**REQUIRED ACTION:**
Please copy every line of the records below that holds the word "我的文档".

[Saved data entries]

===============

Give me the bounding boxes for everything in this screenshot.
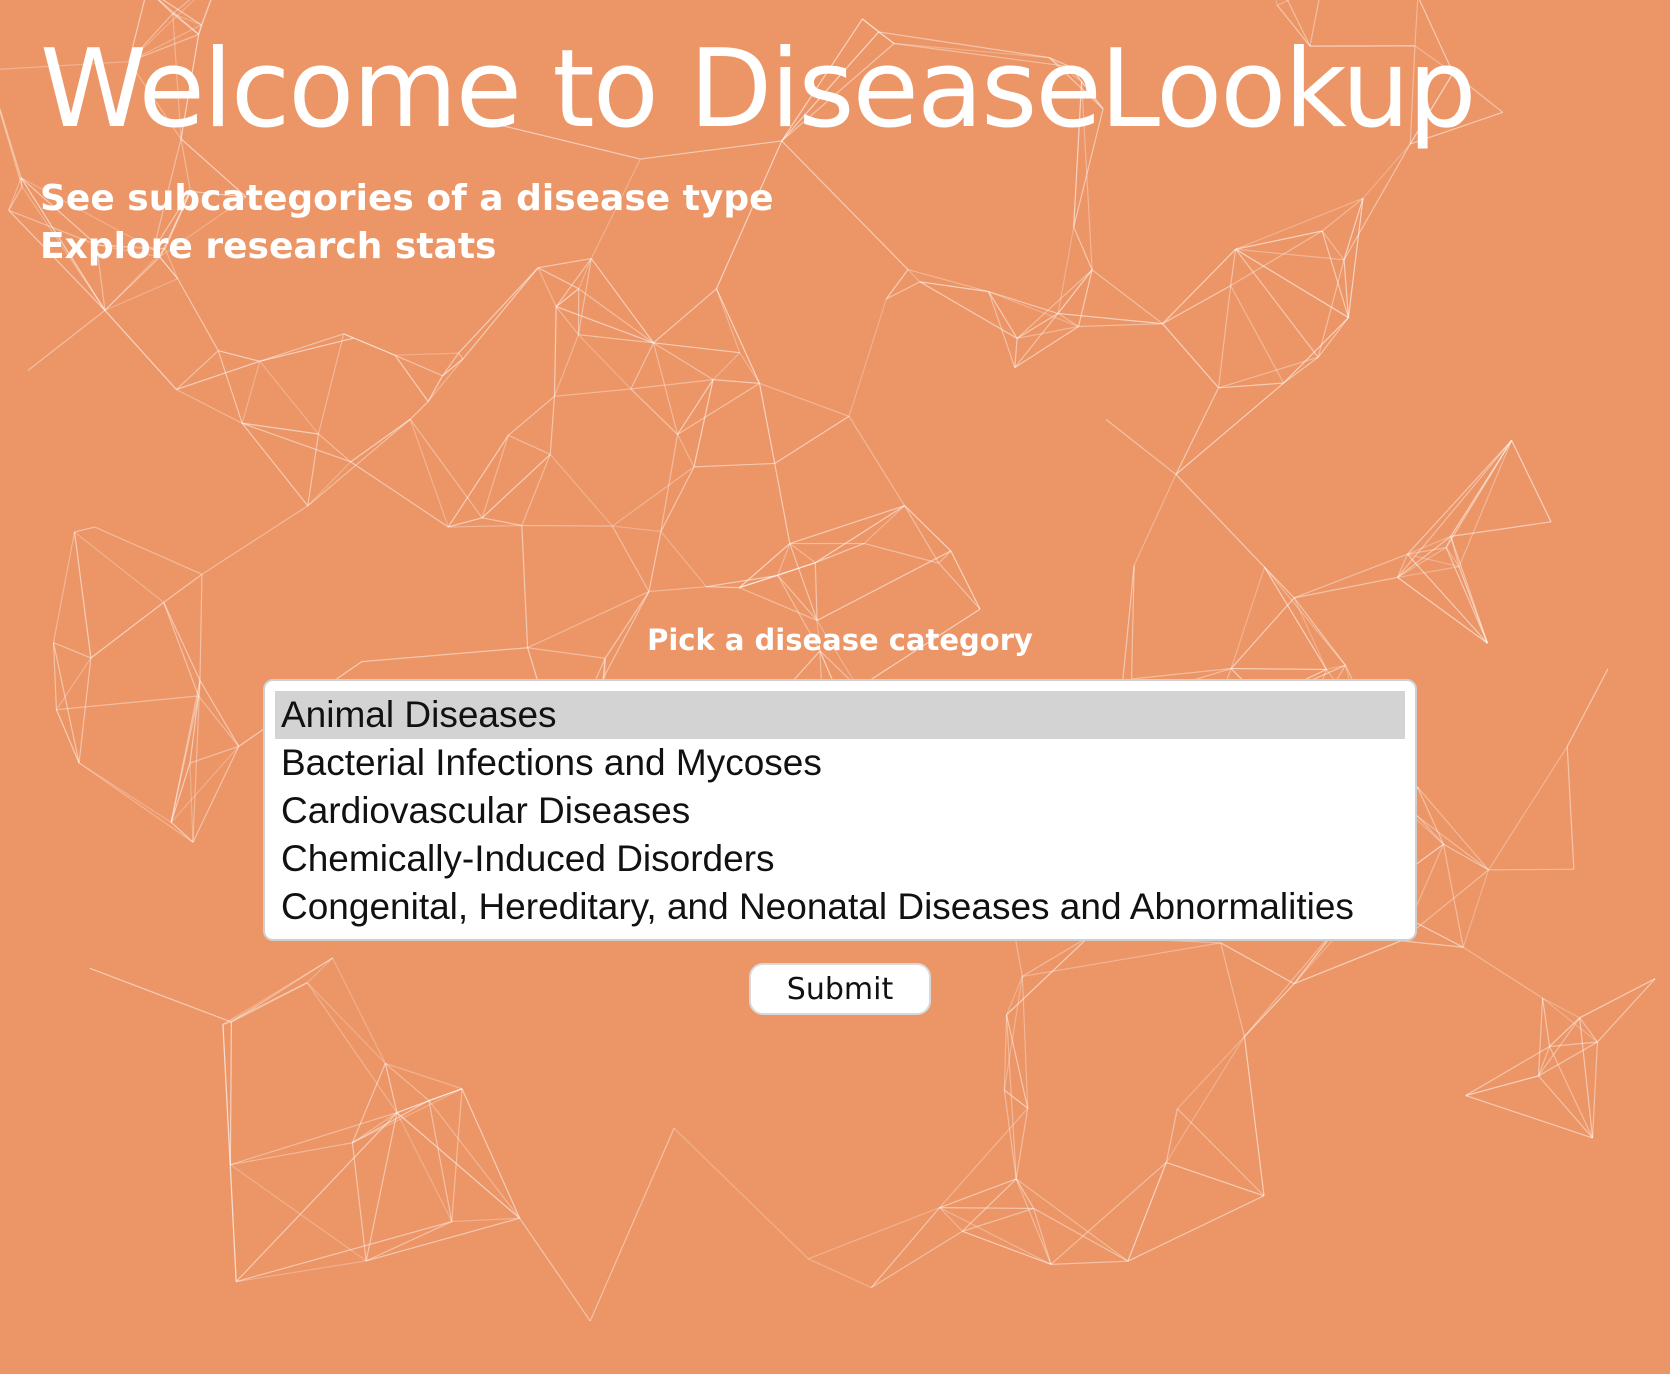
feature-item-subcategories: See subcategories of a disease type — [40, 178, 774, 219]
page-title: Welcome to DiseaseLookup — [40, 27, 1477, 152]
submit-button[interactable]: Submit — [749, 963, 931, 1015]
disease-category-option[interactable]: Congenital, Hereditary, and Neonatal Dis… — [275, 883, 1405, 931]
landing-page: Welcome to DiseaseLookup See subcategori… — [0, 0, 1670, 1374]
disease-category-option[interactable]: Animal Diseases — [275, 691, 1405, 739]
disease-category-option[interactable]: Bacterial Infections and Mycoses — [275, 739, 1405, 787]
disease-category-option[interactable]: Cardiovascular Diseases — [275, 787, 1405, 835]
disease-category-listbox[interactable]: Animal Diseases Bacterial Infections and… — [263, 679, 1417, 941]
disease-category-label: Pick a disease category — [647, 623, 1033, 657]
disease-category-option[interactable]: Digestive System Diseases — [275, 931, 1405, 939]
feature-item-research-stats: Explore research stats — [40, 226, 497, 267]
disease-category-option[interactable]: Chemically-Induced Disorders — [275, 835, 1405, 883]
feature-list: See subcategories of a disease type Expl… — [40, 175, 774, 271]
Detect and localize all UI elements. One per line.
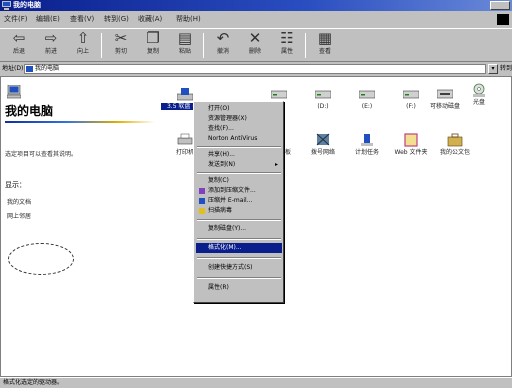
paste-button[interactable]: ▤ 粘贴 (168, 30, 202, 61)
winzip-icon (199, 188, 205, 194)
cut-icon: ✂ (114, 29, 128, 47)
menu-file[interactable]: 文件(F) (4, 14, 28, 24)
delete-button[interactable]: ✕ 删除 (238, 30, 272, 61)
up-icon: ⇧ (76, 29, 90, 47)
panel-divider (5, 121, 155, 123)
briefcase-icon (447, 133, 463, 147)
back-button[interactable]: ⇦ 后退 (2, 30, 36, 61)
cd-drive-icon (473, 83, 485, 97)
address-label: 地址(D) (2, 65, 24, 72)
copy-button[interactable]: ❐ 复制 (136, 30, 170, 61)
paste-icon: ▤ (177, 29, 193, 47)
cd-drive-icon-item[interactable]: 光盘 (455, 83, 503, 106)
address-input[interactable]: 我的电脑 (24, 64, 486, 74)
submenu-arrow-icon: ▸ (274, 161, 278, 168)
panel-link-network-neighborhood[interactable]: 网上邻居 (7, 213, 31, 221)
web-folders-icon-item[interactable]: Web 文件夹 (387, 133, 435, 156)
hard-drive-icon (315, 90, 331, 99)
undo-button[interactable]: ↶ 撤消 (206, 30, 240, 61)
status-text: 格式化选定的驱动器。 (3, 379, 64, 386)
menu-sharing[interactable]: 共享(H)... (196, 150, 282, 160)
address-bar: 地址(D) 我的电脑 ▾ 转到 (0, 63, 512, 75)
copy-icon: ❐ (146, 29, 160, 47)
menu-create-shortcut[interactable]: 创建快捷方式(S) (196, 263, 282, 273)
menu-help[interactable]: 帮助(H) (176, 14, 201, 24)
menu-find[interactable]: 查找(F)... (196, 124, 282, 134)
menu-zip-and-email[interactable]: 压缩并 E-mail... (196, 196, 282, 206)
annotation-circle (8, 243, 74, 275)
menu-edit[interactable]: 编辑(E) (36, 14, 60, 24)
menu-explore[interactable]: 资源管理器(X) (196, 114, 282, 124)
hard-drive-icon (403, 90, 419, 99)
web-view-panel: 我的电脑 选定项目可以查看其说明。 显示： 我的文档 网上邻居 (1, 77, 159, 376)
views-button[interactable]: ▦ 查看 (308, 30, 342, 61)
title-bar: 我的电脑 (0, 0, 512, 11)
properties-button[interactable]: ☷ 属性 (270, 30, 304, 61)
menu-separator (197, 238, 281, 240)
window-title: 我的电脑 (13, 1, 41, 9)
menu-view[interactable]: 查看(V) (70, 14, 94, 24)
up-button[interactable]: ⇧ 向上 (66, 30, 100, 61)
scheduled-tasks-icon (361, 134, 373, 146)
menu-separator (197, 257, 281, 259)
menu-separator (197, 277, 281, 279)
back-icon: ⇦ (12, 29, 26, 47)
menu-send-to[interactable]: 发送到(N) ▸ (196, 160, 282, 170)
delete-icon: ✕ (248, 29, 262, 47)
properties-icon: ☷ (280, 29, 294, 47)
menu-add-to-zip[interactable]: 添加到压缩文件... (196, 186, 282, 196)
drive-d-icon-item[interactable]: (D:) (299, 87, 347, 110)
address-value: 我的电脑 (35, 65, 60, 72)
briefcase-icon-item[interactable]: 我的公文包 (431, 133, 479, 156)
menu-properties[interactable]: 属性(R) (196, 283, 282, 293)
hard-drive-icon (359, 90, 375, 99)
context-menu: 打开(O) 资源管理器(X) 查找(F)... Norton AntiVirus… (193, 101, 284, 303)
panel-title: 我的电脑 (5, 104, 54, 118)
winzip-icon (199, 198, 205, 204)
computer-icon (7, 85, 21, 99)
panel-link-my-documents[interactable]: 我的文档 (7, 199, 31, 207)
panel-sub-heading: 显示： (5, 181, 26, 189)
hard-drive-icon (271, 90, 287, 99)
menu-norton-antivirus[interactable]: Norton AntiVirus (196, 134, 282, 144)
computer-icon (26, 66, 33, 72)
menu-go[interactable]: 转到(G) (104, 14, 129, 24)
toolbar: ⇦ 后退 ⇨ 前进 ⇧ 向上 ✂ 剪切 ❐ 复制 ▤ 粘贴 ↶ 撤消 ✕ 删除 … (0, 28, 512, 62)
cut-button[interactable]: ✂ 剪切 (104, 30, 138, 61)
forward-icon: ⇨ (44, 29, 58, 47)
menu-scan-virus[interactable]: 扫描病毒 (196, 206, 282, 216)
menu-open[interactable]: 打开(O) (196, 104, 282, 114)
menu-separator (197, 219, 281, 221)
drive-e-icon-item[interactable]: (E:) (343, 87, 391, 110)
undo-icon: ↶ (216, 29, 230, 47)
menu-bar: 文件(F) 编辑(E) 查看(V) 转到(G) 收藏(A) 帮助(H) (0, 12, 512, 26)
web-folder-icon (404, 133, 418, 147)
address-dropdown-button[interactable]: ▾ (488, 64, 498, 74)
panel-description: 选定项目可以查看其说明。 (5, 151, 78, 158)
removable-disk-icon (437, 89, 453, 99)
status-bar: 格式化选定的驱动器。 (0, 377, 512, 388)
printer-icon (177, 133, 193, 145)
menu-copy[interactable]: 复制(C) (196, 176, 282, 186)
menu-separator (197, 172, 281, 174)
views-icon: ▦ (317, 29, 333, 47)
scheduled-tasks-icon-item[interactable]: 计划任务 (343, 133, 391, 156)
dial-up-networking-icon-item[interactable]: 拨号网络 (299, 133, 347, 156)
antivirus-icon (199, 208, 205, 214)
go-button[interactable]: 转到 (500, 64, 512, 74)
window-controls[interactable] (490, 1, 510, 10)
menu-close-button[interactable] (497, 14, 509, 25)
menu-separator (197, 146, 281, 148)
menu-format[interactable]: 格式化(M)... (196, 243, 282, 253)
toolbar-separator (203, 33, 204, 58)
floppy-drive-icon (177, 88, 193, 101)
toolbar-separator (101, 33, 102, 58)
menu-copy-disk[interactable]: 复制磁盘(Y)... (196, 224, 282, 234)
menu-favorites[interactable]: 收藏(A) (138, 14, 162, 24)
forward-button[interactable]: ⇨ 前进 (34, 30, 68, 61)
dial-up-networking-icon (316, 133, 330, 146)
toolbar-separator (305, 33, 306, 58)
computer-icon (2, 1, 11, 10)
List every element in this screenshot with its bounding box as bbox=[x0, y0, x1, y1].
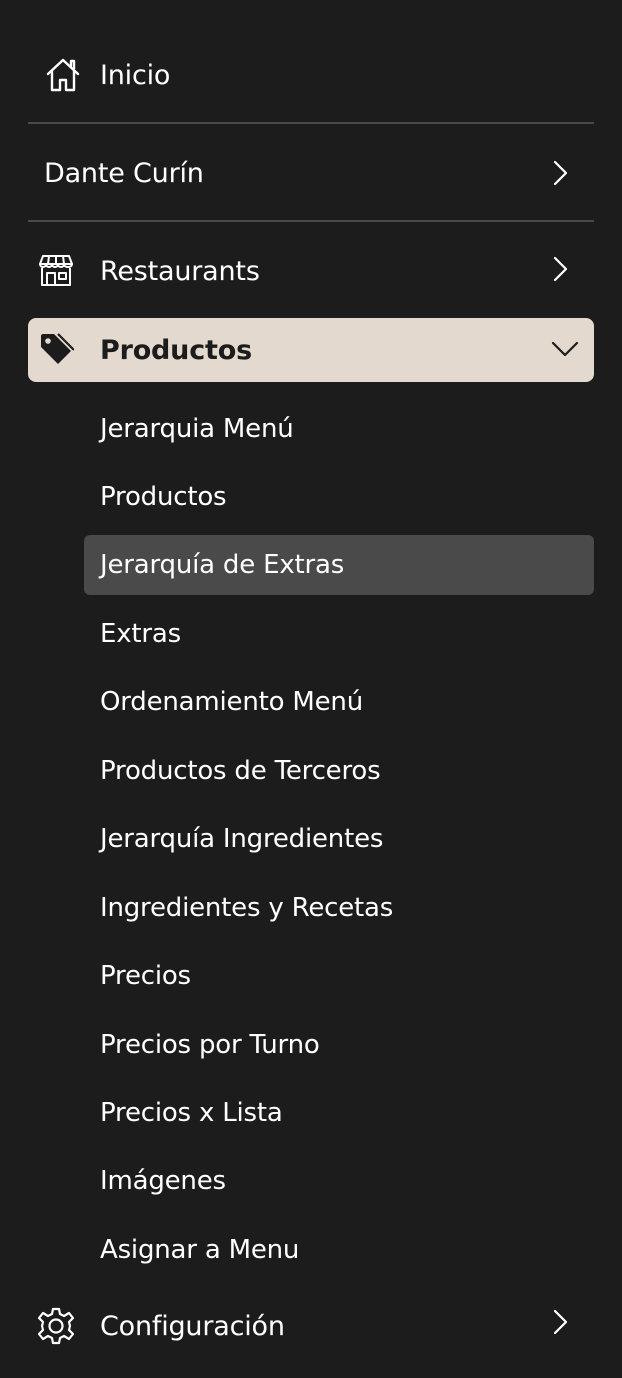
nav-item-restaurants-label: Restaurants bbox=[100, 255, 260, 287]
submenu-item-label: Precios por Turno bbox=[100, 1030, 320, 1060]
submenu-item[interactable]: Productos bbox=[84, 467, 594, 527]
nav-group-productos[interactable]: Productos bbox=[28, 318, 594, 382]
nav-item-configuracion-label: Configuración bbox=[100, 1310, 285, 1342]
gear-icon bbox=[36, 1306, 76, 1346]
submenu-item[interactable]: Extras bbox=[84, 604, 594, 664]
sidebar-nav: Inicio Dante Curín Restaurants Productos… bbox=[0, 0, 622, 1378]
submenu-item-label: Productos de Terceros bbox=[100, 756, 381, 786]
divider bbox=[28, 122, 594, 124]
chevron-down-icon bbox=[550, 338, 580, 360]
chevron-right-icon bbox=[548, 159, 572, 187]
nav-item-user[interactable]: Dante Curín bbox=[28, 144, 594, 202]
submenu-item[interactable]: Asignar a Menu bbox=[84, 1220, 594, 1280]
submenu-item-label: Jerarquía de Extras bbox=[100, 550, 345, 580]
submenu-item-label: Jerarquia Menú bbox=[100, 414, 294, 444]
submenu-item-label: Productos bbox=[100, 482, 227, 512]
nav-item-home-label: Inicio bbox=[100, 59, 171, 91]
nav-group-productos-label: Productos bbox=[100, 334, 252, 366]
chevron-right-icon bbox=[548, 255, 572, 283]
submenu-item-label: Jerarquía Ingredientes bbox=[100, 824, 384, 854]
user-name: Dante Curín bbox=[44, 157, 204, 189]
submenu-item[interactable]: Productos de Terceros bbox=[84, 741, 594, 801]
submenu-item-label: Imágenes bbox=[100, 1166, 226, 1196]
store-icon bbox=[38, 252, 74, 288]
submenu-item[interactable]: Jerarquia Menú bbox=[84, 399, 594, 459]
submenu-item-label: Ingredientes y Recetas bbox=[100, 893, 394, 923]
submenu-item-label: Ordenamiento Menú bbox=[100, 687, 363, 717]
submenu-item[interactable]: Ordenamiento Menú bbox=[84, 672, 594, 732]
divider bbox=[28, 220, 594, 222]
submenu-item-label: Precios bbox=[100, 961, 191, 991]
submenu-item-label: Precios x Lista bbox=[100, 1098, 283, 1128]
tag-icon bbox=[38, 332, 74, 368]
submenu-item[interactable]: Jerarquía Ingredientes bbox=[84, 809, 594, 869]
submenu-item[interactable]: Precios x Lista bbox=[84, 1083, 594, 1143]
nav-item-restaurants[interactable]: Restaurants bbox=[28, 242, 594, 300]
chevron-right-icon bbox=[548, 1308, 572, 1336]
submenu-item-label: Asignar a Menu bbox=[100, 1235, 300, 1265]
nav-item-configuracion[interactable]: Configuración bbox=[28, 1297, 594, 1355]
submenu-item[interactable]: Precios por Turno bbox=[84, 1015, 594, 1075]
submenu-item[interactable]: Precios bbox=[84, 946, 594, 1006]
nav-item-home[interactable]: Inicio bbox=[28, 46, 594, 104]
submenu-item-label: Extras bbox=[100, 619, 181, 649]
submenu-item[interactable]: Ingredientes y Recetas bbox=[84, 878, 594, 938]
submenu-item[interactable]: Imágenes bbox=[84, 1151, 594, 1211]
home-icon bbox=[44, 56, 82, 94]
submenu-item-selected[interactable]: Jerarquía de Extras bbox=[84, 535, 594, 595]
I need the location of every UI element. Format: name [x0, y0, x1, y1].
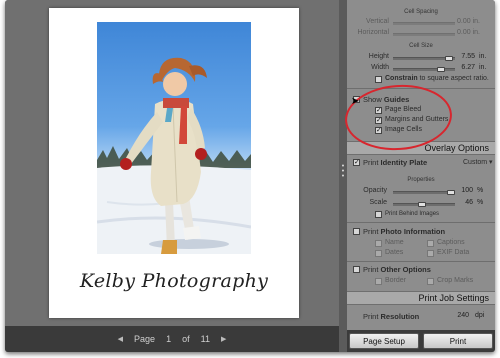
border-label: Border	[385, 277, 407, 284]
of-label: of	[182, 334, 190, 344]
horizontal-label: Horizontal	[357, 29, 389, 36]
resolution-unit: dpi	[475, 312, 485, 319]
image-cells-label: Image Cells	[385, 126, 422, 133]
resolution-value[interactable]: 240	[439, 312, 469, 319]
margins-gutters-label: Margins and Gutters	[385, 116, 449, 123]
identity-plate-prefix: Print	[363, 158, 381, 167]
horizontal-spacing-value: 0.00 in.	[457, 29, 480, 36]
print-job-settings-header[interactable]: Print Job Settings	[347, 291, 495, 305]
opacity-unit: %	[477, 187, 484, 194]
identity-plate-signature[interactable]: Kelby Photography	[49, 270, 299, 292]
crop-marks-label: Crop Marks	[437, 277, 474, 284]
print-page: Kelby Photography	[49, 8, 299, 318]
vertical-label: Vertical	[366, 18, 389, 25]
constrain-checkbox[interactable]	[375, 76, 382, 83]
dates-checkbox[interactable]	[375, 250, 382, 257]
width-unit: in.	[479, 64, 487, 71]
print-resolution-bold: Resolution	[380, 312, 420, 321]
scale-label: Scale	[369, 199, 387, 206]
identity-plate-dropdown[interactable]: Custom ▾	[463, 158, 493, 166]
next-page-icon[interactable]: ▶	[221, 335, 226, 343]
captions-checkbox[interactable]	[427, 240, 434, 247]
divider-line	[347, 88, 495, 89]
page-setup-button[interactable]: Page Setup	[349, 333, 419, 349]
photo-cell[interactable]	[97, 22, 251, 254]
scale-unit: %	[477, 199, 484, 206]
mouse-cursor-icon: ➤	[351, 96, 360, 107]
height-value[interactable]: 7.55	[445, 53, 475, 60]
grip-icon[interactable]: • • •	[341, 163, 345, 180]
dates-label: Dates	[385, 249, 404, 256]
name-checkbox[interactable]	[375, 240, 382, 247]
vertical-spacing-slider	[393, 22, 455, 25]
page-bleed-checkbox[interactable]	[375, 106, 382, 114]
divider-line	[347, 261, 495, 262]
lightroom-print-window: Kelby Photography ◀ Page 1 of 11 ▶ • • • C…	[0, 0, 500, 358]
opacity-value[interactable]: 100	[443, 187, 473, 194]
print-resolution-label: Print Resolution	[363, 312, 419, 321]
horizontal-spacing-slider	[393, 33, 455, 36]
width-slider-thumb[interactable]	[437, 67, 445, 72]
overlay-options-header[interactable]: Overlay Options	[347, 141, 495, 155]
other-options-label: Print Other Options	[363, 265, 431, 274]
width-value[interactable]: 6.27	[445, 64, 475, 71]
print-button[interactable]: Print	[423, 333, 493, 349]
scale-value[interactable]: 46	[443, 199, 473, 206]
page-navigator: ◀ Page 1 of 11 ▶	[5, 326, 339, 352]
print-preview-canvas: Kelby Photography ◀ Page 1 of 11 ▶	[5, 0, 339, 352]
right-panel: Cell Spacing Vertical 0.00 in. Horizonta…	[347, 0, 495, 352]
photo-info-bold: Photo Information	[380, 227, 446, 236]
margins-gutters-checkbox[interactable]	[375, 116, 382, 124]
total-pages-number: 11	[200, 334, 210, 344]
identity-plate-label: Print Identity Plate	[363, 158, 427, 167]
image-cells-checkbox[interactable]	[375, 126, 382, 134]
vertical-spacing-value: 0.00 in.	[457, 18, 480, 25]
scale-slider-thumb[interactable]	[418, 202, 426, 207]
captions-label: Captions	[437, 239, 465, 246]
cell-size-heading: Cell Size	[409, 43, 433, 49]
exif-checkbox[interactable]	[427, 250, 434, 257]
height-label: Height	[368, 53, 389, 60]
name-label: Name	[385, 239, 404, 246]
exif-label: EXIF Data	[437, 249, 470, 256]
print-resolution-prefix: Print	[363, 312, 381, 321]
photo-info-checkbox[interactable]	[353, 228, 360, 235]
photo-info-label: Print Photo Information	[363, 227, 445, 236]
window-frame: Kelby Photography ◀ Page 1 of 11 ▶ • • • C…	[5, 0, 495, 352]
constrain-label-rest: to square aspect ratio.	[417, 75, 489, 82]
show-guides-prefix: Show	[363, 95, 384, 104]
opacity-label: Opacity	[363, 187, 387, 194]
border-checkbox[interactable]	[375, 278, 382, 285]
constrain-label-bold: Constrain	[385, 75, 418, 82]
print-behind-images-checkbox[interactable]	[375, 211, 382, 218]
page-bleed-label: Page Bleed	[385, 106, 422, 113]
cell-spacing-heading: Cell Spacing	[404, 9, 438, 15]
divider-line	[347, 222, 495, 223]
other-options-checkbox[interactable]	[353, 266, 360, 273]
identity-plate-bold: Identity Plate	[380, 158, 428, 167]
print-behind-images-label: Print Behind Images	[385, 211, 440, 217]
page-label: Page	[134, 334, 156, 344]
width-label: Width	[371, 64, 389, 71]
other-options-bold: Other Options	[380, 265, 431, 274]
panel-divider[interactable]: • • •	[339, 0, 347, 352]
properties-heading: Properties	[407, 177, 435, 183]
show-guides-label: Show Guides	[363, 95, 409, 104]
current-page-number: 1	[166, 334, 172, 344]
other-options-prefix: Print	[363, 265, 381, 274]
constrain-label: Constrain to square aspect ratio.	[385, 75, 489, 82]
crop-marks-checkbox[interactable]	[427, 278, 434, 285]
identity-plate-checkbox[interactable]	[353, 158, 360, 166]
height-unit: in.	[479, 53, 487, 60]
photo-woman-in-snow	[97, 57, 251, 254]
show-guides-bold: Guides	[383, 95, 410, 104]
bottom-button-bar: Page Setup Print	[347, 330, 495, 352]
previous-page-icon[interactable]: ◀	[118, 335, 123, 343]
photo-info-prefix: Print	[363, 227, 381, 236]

===============

**THE COMPLETED TASK:**
web-view-panel: 我的电脑 选定项目可以查看其说明。 显示： 我的文档 网上邻居 (1, 77, 159, 376)
panel-link-my-documents[interactable]: 我的文档 (7, 199, 31, 207)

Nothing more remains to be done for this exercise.